Whatever it is they've created is what interests or excites or inspires me, and the person's contribution becomes very much tied to it. In fact, in some cases, the person's public persona becomes so close to his or her product that, if that product is very inspiring to me, the person becomes very inspiring to me.

I find it a real conflict when I get too carried away by the inspiration and focus on the person instead. Because in general I feel the same way you do: what's so wonderful about these people that they get limousines and champagne and 10 feet of space free from jostling?

Lisa said...

I can see the point if your wait or efforts get you a better seat or to a place where you can watch an interview or something, but not just for the sake of being in someone's presence.
I think there's an 'Us' and 'Them' thing that goes on and people want to be part of the 'Us' group. It sure as hell feels better than being one of 'Them'. It's social currency. But the point is that you are who you are and that doesn't change because of an autograph or picture.
I was once at a party with celebrities. The celebrities were in a VIP section, separate from us 'commoners'. After helping a photographer carry her equipment to the VIP area, she invited me in. So I would finally get to feel like a VIP instead of a commoner. Wrong. I felt self-conscious and more like an outsider in the inner circle than I did when I was outside of it. Would you have a better time at a party with your friends or at a party with total strangers? I determine my social worth intrinsically...not because of who I'm standing next to.

#### Request
In the text above about admiring famous people, list each privilege these people are said to receive.

Element boundary listing
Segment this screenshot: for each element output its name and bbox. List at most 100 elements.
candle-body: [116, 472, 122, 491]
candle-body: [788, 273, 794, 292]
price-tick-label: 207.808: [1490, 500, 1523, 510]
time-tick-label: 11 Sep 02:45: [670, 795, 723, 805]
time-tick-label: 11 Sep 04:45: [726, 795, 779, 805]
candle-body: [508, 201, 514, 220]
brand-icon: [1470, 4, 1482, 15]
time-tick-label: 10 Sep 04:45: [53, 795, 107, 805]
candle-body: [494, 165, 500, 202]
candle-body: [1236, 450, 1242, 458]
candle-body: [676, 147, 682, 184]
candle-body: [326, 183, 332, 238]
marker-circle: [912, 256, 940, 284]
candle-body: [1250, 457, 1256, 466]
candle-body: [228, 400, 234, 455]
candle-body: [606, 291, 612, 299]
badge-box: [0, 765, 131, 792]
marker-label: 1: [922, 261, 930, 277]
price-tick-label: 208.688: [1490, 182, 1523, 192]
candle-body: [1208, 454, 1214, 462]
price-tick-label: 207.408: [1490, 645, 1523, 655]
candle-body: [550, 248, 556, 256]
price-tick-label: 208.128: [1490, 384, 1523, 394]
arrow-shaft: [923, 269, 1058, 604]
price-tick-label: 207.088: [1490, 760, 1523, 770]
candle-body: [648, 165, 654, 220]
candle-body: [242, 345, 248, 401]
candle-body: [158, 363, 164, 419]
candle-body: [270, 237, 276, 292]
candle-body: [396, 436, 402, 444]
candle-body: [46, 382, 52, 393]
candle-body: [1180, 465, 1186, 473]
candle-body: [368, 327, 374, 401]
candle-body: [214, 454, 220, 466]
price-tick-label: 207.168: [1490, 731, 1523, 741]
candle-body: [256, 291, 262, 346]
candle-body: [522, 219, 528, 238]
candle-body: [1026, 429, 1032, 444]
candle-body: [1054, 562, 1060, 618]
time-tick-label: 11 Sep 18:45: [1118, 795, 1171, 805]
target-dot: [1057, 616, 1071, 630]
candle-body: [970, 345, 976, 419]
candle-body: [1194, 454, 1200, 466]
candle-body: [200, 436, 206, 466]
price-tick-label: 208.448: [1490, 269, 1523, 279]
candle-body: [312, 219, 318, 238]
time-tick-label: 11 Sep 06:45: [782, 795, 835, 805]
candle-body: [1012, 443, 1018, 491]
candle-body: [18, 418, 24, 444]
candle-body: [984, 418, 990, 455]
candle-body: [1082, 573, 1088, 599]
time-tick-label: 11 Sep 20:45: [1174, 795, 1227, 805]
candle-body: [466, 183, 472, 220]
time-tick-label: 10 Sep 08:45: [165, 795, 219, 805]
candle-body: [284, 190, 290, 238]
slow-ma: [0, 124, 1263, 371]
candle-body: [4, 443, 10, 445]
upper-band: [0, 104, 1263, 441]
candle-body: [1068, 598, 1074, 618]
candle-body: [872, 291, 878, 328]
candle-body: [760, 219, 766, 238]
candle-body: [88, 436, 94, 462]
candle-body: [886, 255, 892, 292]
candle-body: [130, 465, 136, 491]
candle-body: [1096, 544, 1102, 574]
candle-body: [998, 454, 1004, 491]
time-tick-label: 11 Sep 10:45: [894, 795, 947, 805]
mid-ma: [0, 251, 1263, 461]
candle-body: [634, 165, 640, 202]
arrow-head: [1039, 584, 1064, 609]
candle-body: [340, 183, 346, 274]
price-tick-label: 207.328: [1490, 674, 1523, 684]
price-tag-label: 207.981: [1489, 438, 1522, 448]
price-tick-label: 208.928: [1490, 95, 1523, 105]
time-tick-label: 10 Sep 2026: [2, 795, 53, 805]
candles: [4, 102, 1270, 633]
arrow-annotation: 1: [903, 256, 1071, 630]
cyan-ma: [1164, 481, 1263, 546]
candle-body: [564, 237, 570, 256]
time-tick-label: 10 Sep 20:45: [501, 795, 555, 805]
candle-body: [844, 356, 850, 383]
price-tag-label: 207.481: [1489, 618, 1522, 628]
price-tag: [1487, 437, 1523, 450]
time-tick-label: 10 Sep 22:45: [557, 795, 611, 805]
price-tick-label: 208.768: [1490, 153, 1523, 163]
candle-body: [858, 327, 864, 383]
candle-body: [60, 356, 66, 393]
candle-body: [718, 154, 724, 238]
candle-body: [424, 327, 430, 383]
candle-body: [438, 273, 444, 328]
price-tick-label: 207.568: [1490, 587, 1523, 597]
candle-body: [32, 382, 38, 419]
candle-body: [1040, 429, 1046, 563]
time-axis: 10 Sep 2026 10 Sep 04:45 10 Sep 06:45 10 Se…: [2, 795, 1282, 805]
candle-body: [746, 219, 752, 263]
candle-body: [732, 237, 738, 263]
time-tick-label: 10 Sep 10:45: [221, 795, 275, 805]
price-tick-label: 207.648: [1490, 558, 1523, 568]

#### Correct output
- limousines
- champagne
- 10 feet of space free from jostling